YOUR OBJECTIVE:
Omit all images. Transcribe the rest of the material below exactly.

## Begin

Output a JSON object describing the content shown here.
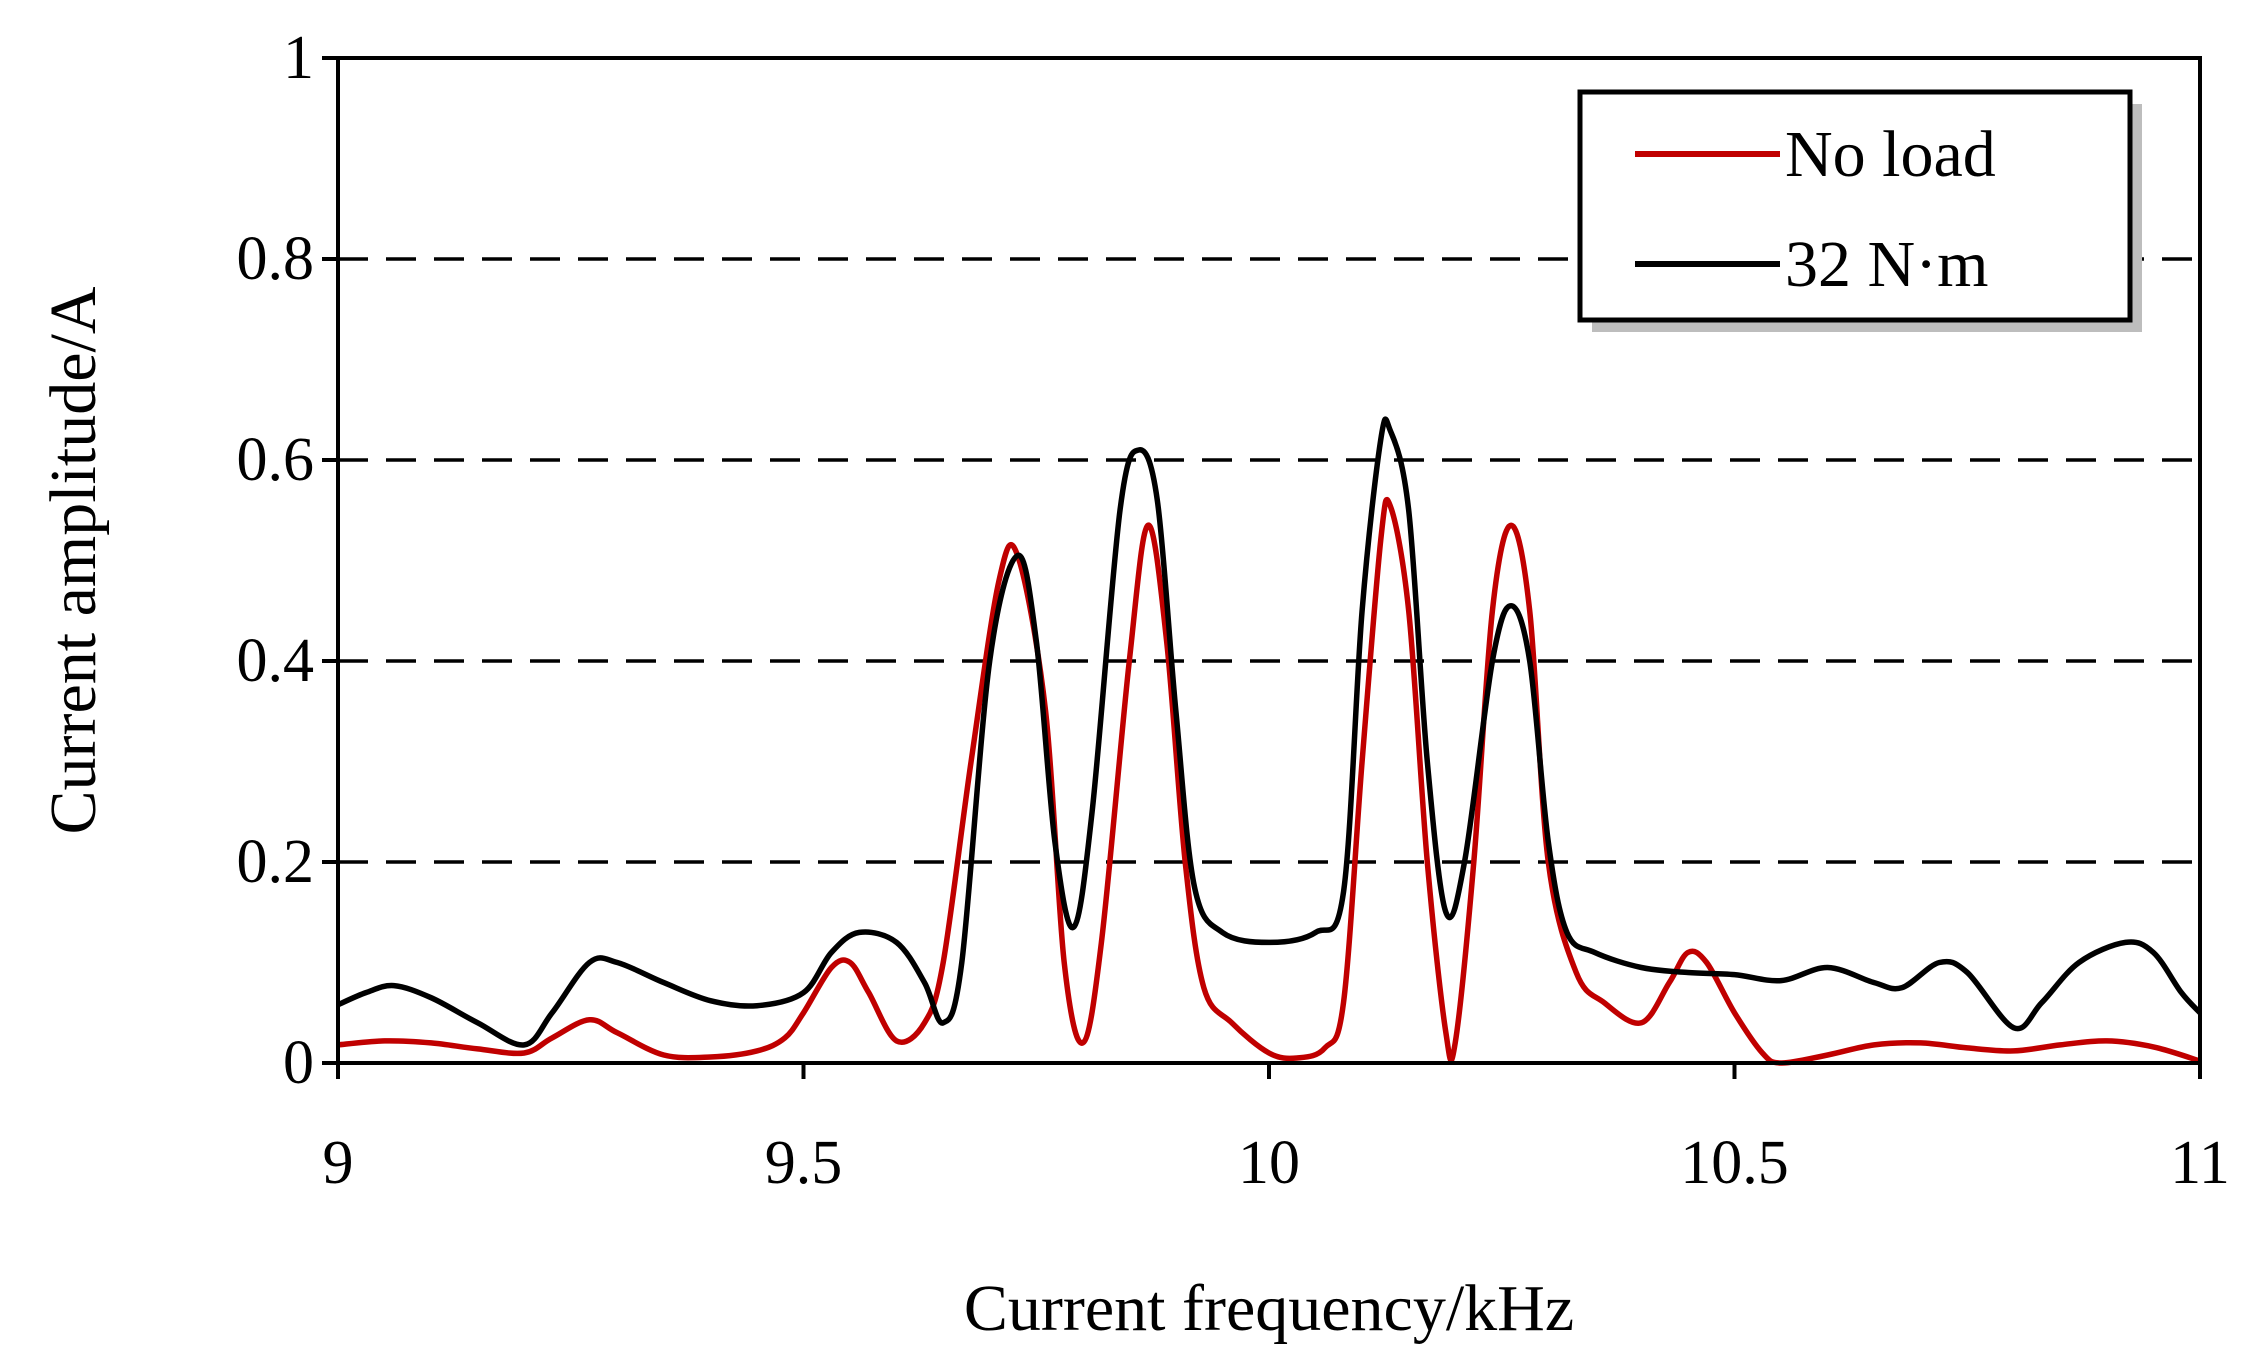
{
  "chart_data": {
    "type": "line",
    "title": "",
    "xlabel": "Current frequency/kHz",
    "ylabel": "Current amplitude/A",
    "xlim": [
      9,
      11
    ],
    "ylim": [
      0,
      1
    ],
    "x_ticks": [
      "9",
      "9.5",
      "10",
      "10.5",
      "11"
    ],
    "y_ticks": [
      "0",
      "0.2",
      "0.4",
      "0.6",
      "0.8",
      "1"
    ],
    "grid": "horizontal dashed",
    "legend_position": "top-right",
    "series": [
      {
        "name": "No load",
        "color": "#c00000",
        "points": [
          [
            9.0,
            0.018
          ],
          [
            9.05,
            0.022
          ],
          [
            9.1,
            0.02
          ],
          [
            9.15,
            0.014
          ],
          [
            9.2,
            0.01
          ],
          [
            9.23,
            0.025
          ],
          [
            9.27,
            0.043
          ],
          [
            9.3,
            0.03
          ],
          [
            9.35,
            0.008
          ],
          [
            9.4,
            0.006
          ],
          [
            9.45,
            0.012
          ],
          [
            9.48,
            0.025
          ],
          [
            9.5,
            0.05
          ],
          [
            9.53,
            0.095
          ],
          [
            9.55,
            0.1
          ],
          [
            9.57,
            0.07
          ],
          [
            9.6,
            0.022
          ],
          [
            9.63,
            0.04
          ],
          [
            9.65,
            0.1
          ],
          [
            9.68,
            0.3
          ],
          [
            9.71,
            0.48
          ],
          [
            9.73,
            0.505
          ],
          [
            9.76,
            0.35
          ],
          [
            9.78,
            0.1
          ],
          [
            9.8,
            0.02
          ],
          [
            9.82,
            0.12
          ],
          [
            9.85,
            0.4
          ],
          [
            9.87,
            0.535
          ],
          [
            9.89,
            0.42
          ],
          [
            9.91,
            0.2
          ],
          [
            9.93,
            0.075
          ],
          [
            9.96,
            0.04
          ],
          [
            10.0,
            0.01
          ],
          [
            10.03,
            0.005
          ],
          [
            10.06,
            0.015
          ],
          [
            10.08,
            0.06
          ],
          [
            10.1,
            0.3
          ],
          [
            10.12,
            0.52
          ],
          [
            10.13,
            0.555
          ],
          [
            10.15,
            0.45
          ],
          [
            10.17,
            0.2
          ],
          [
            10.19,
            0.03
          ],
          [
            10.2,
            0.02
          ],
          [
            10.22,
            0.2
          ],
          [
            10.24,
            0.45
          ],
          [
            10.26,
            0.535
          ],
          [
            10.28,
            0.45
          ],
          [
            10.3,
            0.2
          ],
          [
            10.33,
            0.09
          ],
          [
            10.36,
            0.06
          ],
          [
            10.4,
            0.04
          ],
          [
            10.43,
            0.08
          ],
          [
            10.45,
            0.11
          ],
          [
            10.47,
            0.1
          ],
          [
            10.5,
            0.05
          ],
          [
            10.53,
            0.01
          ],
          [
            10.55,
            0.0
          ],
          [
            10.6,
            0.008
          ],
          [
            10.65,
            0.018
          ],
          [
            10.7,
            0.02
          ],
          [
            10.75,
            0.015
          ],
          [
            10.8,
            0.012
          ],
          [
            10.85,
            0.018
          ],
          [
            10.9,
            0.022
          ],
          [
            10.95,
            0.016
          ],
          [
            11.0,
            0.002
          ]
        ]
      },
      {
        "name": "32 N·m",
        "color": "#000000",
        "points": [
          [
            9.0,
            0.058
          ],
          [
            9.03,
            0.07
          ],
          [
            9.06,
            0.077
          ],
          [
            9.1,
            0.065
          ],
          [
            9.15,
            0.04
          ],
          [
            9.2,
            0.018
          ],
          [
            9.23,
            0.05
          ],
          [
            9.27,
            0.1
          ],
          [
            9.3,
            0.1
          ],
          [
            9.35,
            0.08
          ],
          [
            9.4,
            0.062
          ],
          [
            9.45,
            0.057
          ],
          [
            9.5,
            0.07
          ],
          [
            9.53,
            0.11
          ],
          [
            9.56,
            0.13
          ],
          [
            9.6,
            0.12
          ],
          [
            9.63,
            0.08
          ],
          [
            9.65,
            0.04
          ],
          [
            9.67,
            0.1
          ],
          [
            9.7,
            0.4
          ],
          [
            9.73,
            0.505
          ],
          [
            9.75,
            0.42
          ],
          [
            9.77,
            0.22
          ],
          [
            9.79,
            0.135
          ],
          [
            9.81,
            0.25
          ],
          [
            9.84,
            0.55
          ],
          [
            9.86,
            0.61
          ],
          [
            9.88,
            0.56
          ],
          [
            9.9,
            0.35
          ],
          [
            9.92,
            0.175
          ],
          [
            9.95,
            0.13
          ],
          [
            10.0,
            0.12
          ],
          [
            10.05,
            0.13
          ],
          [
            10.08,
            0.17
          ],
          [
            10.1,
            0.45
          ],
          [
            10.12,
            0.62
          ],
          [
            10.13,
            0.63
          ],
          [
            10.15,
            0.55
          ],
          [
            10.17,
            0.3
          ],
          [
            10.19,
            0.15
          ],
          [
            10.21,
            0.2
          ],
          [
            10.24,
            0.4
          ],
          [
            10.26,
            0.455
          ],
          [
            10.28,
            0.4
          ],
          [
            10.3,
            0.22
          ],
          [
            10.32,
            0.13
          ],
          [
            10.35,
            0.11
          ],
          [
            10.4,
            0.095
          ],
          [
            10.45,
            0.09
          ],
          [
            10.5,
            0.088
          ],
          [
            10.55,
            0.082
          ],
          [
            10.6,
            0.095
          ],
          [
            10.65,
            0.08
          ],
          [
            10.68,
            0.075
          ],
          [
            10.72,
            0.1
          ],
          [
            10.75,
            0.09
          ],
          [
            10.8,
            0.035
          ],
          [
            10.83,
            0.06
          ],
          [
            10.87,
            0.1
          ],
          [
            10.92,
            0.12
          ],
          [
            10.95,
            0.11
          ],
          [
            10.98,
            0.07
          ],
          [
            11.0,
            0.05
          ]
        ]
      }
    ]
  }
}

## End

TASK ANSWER:
Output a JSON object describing the content shown here.
{
  "chart_data": {
    "type": "line",
    "title": "",
    "xlabel": "Current frequency/kHz",
    "ylabel": "Current amplitude/A",
    "xlim": [
      9,
      11
    ],
    "ylim": [
      0,
      1
    ],
    "x_ticks": [
      "9",
      "9.5",
      "10",
      "10.5",
      "11"
    ],
    "y_ticks": [
      "0",
      "0.2",
      "0.4",
      "0.6",
      "0.8",
      "1"
    ],
    "grid": "horizontal dashed",
    "legend_position": "top-right",
    "series": [
      {
        "name": "No load",
        "color": "#c00000",
        "points": [
          [
            9.0,
            0.018
          ],
          [
            9.05,
            0.022
          ],
          [
            9.1,
            0.02
          ],
          [
            9.15,
            0.014
          ],
          [
            9.2,
            0.01
          ],
          [
            9.23,
            0.025
          ],
          [
            9.27,
            0.043
          ],
          [
            9.3,
            0.03
          ],
          [
            9.35,
            0.008
          ],
          [
            9.4,
            0.006
          ],
          [
            9.45,
            0.012
          ],
          [
            9.48,
            0.025
          ],
          [
            9.5,
            0.05
          ],
          [
            9.53,
            0.095
          ],
          [
            9.55,
            0.1
          ],
          [
            9.57,
            0.07
          ],
          [
            9.6,
            0.022
          ],
          [
            9.63,
            0.04
          ],
          [
            9.65,
            0.1
          ],
          [
            9.68,
            0.3
          ],
          [
            9.71,
            0.48
          ],
          [
            9.73,
            0.505
          ],
          [
            9.76,
            0.35
          ],
          [
            9.78,
            0.1
          ],
          [
            9.8,
            0.02
          ],
          [
            9.82,
            0.12
          ],
          [
            9.85,
            0.4
          ],
          [
            9.87,
            0.535
          ],
          [
            9.89,
            0.42
          ],
          [
            9.91,
            0.2
          ],
          [
            9.93,
            0.075
          ],
          [
            9.96,
            0.04
          ],
          [
            10.0,
            0.01
          ],
          [
            10.03,
            0.005
          ],
          [
            10.06,
            0.015
          ],
          [
            10.08,
            0.06
          ],
          [
            10.1,
            0.3
          ],
          [
            10.12,
            0.52
          ],
          [
            10.13,
            0.555
          ],
          [
            10.15,
            0.45
          ],
          [
            10.17,
            0.2
          ],
          [
            10.19,
            0.03
          ],
          [
            10.2,
            0.02
          ],
          [
            10.22,
            0.2
          ],
          [
            10.24,
            0.45
          ],
          [
            10.26,
            0.535
          ],
          [
            10.28,
            0.45
          ],
          [
            10.3,
            0.2
          ],
          [
            10.33,
            0.09
          ],
          [
            10.36,
            0.06
          ],
          [
            10.4,
            0.04
          ],
          [
            10.43,
            0.08
          ],
          [
            10.45,
            0.11
          ],
          [
            10.47,
            0.1
          ],
          [
            10.5,
            0.05
          ],
          [
            10.53,
            0.01
          ],
          [
            10.55,
            0.0
          ],
          [
            10.6,
            0.008
          ],
          [
            10.65,
            0.018
          ],
          [
            10.7,
            0.02
          ],
          [
            10.75,
            0.015
          ],
          [
            10.8,
            0.012
          ],
          [
            10.85,
            0.018
          ],
          [
            10.9,
            0.022
          ],
          [
            10.95,
            0.016
          ],
          [
            11.0,
            0.002
          ]
        ]
      },
      {
        "name": "32 N·m",
        "color": "#000000",
        "points": [
          [
            9.0,
            0.058
          ],
          [
            9.03,
            0.07
          ],
          [
            9.06,
            0.077
          ],
          [
            9.1,
            0.065
          ],
          [
            9.15,
            0.04
          ],
          [
            9.2,
            0.018
          ],
          [
            9.23,
            0.05
          ],
          [
            9.27,
            0.1
          ],
          [
            9.3,
            0.1
          ],
          [
            9.35,
            0.08
          ],
          [
            9.4,
            0.062
          ],
          [
            9.45,
            0.057
          ],
          [
            9.5,
            0.07
          ],
          [
            9.53,
            0.11
          ],
          [
            9.56,
            0.13
          ],
          [
            9.6,
            0.12
          ],
          [
            9.63,
            0.08
          ],
          [
            9.65,
            0.04
          ],
          [
            9.67,
            0.1
          ],
          [
            9.7,
            0.4
          ],
          [
            9.73,
            0.505
          ],
          [
            9.75,
            0.42
          ],
          [
            9.77,
            0.22
          ],
          [
            9.79,
            0.135
          ],
          [
            9.81,
            0.25
          ],
          [
            9.84,
            0.55
          ],
          [
            9.86,
            0.61
          ],
          [
            9.88,
            0.56
          ],
          [
            9.9,
            0.35
          ],
          [
            9.92,
            0.175
          ],
          [
            9.95,
            0.13
          ],
          [
            10.0,
            0.12
          ],
          [
            10.05,
            0.13
          ],
          [
            10.08,
            0.17
          ],
          [
            10.1,
            0.45
          ],
          [
            10.12,
            0.62
          ],
          [
            10.13,
            0.63
          ],
          [
            10.15,
            0.55
          ],
          [
            10.17,
            0.3
          ],
          [
            10.19,
            0.15
          ],
          [
            10.21,
            0.2
          ],
          [
            10.24,
            0.4
          ],
          [
            10.26,
            0.455
          ],
          [
            10.28,
            0.4
          ],
          [
            10.3,
            0.22
          ],
          [
            10.32,
            0.13
          ],
          [
            10.35,
            0.11
          ],
          [
            10.4,
            0.095
          ],
          [
            10.45,
            0.09
          ],
          [
            10.5,
            0.088
          ],
          [
            10.55,
            0.082
          ],
          [
            10.6,
            0.095
          ],
          [
            10.65,
            0.08
          ],
          [
            10.68,
            0.075
          ],
          [
            10.72,
            0.1
          ],
          [
            10.75,
            0.09
          ],
          [
            10.8,
            0.035
          ],
          [
            10.83,
            0.06
          ],
          [
            10.87,
            0.1
          ],
          [
            10.92,
            0.12
          ],
          [
            10.95,
            0.11
          ],
          [
            10.98,
            0.07
          ],
          [
            11.0,
            0.05
          ]
        ]
      }
    ]
  }
}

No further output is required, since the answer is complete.